=== Working data ===
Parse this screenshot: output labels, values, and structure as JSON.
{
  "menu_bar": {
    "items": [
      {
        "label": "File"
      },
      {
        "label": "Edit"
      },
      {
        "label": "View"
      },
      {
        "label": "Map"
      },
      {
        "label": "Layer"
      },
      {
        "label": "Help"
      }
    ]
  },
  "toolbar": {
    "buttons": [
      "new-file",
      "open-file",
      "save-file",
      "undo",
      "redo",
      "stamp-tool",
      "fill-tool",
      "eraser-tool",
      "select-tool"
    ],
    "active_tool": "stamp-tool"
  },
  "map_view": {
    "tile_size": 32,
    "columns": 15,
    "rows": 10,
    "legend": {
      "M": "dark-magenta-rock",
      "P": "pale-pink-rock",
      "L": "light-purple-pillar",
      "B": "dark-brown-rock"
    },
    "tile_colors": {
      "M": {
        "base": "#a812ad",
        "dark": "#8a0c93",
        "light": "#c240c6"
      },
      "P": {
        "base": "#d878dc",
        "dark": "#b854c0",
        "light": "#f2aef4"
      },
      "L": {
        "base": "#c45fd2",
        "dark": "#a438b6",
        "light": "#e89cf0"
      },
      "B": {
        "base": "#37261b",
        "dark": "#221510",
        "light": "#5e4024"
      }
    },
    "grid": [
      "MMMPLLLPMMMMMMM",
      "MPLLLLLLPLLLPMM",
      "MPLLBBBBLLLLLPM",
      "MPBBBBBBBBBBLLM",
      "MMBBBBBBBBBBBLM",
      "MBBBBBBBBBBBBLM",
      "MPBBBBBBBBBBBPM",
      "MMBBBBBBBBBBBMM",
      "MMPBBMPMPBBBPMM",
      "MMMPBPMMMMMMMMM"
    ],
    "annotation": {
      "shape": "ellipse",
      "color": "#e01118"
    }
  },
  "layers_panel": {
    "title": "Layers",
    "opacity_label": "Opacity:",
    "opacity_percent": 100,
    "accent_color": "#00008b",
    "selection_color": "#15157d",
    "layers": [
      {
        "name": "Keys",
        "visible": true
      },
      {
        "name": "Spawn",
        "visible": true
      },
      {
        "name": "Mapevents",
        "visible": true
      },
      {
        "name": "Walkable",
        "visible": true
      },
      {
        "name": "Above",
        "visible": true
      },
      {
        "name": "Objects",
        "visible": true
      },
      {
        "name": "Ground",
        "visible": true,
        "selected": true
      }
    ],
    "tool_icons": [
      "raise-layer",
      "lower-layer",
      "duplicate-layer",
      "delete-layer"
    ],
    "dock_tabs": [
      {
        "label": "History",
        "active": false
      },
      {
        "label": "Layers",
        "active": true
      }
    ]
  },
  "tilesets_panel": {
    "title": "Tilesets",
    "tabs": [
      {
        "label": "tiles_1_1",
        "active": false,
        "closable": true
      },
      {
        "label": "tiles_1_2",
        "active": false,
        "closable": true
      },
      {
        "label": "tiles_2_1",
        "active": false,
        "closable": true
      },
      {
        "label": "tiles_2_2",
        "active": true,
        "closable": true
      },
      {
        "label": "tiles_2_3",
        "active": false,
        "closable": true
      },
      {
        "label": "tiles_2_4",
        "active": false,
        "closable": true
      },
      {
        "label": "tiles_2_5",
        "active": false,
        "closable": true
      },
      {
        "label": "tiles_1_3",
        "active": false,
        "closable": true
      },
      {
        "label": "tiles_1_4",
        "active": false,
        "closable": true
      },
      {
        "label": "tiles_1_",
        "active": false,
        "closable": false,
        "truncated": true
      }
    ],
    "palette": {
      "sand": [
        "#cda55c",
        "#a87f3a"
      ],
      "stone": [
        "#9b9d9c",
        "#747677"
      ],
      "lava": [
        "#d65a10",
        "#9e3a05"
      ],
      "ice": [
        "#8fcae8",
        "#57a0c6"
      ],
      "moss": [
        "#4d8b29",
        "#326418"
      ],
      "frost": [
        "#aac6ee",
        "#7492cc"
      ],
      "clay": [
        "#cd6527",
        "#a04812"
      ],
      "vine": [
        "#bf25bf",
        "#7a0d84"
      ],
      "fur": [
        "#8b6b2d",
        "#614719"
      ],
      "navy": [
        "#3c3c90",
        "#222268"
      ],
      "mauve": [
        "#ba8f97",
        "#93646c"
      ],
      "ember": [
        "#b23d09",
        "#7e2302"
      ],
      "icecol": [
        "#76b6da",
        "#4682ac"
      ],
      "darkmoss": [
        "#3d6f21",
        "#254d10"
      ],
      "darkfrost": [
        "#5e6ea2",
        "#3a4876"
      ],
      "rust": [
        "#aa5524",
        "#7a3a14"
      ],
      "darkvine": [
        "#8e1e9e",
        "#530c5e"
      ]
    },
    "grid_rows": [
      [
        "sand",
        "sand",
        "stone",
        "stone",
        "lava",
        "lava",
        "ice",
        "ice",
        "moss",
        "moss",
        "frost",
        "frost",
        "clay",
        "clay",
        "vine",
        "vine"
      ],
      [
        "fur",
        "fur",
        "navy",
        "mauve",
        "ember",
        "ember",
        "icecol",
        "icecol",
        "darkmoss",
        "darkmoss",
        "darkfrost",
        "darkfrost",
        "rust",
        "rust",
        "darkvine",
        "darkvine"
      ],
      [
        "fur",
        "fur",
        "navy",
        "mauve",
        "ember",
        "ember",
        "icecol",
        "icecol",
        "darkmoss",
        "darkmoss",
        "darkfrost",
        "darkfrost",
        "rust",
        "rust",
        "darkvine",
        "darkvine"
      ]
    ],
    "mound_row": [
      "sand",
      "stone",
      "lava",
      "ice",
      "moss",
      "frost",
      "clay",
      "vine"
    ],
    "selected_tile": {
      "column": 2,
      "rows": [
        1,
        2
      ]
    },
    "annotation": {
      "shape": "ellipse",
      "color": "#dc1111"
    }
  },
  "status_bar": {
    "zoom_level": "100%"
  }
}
===
# [What you are asked to do]
Please quote every record above exactly as it appears.

# [Task output]
Parse this screenshot: output labels, values, and structure as JSON.
{
  "menu_bar": {
    "items": [
      {
        "label": "File"
      },
      {
        "label": "Edit"
      },
      {
        "label": "View"
      },
      {
        "label": "Map"
      },
      {
        "label": "Layer"
      },
      {
        "label": "Help"
      }
    ]
  },
  "toolbar": {
    "buttons": [
      "new-file",
      "open-file",
      "save-file",
      "undo",
      "redo",
      "stamp-tool",
      "fill-tool",
      "eraser-tool",
      "select-tool"
    ],
    "active_tool": "stamp-tool"
  },
  "map_view": {
    "tile_size": 32,
    "columns": 15,
    "rows": 10,
    "legend": {
      "M": "dark-magenta-rock",
      "P": "pale-pink-rock",
      "L": "light-purple-pillar",
      "B": "dark-brown-rock"
    },
    "tile_colors": {
      "M": {
        "base": "#a812ad",
        "dark": "#8a0c93",
        "light": "#c240c6"
      },
      "P": {
        "base": "#d878dc",
        "dark": "#b854c0",
        "light": "#f2aef4"
      },
      "L": {
        "base": "#c45fd2",
        "dark": "#a438b6",
        "light": "#e89cf0"
      },
      "B": {
        "base": "#37261b",
        "dark": "#221510",
        "light": "#5e4024"
      }
    },
    "grid": [
      "MMMPLLLPMMMMMMM",
      "MPLLLLLLPLLLPMM",
      "MPLLBBBBLLLLLPM",
      "MPBBBBBBBBBBLLM",
      "MMBBBBBBBBBBBLM",
      "MBBBBBBBBBBBBLM",
      "MPBBBBBBBBBBBPM",
      "MMBBBBBBBBBBBMM",
      "MMPBBMPMPBBBPMM",
      "MMMPBPMMMMMMMMM"
    ],
    "annotation": {
      "shape": "ellipse",
      "color": "#e01118"
    }
  },
  "layers_panel": {
    "title": "Layers",
    "opacity_label": "Opacity:",
    "opacity_percent": 100,
    "accent_color": "#00008b",
    "selection_color": "#15157d",
    "layers": [
      {
        "name": "Keys",
        "visible": true
      },
      {
        "name": "Spawn",
        "visible": true
      },
      {
        "name": "Mapevents",
        "visible": true
      },
      {
        "name": "Walkable",
        "visible": true
      },
      {
        "name": "Above",
        "visible": true
      },
      {
        "name": "Objects",
        "visible": true
      },
      {
        "name": "Ground",
        "visible": true,
        "selected": true
      }
    ],
    "tool_icons": [
      "raise-layer",
      "lower-layer",
      "duplicate-layer",
      "delete-layer"
    ],
    "dock_tabs": [
      {
        "label": "History",
        "active": false
      },
      {
        "label": "Layers",
        "active": true
      }
    ]
  },
  "tilesets_panel": {
    "title": "Tilesets",
    "tabs": [
      {
        "label": "tiles_1_1",
        "active": false,
        "closable": true
      },
      {
        "label": "tiles_1_2",
        "active": false,
        "closable": true
      },
      {
        "label": "tiles_2_1",
        "active": false,
        "closable": true
      },
      {
        "label": "tiles_2_2",
        "active": true,
        "closable": true
      },
      {
        "label": "tiles_2_3",
        "active": false,
        "closable": true
      },
      {
        "label": "tiles_2_4",
        "active": false,
        "closable": true
      },
      {
        "label": "tiles_2_5",
        "active": false,
        "closable": true
      },
      {
        "label": "tiles_1_3",
        "active": false,
        "closable": true
      },
      {
        "label": "tiles_1_4",
        "active": false,
        "closable": true
      },
      {
        "label": "tiles_1_",
        "active": false,
        "closable": false,
        "truncated": true
      }
    ],
    "palette": {
      "sand": [
        "#cda55c",
        "#a87f3a"
      ],
      "stone": [
        "#9b9d9c",
        "#747677"
      ],
      "lava": [
        "#d65a10",
        "#9e3a05"
      ],
      "ice": [
        "#8fcae8",
        "#57a0c6"
      ],
      "moss": [
        "#4d8b29",
        "#326418"
      ],
      "frost": [
        "#aac6ee",
        "#7492cc"
      ],
      "clay": [
        "#cd6527",
        "#a04812"
      ],
      "vine": [
        "#bf25bf",
        "#7a0d84"
      ],
      "fur": [
        "#8b6b2d",
        "#614719"
      ],
      "navy": [
        "#3c3c90",
        "#222268"
      ],
      "mauve": [
        "#ba8f97",
        "#93646c"
      ],
      "ember": [
        "#b23d09",
        "#7e2302"
      ],
      "icecol": [
        "#76b6da",
        "#4682ac"
      ],
      "darkmoss": [
        "#3d6f21",
        "#254d10"
      ],
      "darkfrost": [
        "#5e6ea2",
        "#3a4876"
      ],
      "rust": [
        "#aa5524",
        "#7a3a14"
      ],
      "darkvine": [
        "#8e1e9e",
        "#530c5e"
      ]
    },
    "grid_rows": [
      [
        "sand",
        "sand",
        "stone",
        "stone",
        "lava",
        "lava",
        "ice",
        "ice",
        "moss",
        "moss",
        "frost",
        "frost",
        "clay",
        "clay",
        "vine",
        "vine"
      ],
      [
        "fur",
        "fur",
        "navy",
        "mauve",
        "ember",
        "ember",
        "icecol",
        "icecol",
        "darkmoss",
        "darkmoss",
        "darkfrost",
        "darkfrost",
        "rust",
        "rust",
        "darkvine",
        "darkvine"
      ],
      [
        "fur",
        "fur",
        "navy",
        "mauve",
        "ember",
        "ember",
        "icecol",
        "icecol",
        "darkmoss",
        "darkmoss",
        "darkfrost",
        "darkfrost",
        "rust",
        "rust",
        "darkvine",
        "darkvine"
      ]
    ],
    "mound_row": [
      "sand",
      "stone",
      "lava",
      "ice",
      "moss",
      "frost",
      "clay",
      "vine"
    ],
    "selected_tile": {
      "column": 2,
      "rows": [
        1,
        2
      ]
    },
    "annotation": {
      "shape": "ellipse",
      "color": "#dc1111"
    }
  },
  "status_bar": {
    "zoom_level": "100%"
  }
}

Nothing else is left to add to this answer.